The problem:
Only lines holding the string "itheima" are wanted; copy each one from the material.

Start of Information given

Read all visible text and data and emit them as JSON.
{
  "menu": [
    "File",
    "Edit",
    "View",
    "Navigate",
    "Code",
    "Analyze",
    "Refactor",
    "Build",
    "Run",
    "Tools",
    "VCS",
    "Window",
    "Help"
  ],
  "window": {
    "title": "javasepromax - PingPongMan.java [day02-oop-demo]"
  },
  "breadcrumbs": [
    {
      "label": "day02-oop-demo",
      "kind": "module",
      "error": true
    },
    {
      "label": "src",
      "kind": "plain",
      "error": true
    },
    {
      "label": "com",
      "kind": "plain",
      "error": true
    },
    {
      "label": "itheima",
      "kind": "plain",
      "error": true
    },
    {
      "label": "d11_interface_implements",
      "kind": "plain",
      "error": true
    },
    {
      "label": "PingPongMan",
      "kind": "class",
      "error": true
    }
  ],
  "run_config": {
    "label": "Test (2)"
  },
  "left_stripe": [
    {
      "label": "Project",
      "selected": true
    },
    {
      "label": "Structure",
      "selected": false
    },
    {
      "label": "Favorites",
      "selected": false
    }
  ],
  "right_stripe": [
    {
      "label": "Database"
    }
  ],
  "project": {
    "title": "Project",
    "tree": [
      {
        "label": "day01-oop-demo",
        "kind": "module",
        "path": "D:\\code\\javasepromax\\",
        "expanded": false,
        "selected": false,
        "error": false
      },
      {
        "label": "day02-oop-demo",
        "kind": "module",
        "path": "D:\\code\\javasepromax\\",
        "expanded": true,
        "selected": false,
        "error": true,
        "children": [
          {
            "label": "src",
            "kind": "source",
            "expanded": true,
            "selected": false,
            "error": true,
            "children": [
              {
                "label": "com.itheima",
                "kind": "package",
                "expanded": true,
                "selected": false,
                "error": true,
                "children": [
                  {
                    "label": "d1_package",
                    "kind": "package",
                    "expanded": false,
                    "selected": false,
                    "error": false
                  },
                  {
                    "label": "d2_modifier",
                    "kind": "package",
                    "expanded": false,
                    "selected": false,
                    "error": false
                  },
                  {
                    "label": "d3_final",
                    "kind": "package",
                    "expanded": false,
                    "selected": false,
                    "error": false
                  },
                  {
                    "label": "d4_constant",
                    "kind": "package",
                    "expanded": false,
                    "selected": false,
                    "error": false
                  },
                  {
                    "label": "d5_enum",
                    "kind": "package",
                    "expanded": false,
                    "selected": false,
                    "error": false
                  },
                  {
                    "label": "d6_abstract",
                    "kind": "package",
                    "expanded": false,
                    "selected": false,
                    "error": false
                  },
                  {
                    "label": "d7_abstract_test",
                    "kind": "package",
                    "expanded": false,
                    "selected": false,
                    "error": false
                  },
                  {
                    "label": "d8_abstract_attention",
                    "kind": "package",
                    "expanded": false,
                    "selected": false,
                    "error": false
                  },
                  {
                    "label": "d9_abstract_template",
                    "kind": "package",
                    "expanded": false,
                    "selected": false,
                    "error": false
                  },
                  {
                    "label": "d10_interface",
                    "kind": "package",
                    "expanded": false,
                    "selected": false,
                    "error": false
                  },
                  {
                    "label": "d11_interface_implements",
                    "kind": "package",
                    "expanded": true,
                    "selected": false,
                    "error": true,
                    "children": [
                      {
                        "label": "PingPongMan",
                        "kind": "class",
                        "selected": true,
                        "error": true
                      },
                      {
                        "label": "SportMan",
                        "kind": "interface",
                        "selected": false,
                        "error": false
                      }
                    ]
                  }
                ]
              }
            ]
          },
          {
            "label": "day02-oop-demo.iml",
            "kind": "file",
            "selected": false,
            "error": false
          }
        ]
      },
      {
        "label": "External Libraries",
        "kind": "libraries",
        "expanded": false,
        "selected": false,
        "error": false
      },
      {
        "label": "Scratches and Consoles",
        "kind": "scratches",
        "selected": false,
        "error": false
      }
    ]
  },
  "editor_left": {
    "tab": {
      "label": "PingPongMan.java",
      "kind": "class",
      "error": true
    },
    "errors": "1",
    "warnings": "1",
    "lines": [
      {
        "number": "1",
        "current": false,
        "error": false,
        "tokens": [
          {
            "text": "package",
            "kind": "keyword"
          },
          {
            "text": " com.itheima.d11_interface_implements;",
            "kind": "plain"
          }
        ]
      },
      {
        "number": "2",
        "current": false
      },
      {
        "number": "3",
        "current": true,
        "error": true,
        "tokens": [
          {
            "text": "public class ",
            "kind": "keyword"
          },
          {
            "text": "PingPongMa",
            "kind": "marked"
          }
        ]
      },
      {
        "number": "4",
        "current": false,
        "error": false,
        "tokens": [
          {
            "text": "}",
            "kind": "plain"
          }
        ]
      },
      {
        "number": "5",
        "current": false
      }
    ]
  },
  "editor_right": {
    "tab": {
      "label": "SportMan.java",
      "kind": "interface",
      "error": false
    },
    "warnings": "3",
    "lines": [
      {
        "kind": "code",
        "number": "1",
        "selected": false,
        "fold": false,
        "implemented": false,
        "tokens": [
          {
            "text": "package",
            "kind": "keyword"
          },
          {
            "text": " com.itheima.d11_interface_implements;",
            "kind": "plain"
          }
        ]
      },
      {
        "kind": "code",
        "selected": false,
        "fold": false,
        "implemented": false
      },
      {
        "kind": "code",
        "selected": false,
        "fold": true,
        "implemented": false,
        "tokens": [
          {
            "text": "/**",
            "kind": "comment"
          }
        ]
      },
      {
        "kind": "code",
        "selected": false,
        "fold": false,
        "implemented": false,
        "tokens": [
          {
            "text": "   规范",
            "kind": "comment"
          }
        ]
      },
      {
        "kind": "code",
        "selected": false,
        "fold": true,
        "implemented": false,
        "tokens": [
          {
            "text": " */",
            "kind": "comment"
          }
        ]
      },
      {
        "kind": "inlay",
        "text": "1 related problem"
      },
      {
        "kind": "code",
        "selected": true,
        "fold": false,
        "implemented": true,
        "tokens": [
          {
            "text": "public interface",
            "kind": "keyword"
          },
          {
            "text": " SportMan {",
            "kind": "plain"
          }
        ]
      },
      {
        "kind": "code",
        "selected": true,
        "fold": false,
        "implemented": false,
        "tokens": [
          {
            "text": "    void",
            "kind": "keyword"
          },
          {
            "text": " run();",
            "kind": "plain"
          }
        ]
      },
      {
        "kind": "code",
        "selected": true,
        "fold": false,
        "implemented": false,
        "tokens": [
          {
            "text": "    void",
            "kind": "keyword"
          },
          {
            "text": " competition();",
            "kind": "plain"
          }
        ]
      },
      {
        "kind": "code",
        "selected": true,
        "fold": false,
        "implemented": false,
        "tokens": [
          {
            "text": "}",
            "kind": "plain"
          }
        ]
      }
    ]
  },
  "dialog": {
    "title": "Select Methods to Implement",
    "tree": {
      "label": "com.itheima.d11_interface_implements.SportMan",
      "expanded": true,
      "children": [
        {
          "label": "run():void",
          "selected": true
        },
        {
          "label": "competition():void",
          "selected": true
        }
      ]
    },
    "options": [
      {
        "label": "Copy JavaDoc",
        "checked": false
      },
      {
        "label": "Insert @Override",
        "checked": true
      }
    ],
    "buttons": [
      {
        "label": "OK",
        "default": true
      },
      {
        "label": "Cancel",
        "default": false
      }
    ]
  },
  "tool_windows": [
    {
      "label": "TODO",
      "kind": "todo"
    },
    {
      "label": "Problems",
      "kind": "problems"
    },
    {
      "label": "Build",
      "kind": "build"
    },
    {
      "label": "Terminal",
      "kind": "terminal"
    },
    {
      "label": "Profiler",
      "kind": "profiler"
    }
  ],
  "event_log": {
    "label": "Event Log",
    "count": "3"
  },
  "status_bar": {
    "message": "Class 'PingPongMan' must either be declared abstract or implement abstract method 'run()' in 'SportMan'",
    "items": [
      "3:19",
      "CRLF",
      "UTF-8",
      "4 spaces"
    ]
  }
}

End of Information given

Written answer:
      "label": "itheima",
                "label": "com.itheima",
            "text": " com.itheima.d11_interface_implements;",
            "text": " com.itheima.d11_interface_implements;",
      "label": "com.itheima.d11_interface_implements.SportMan",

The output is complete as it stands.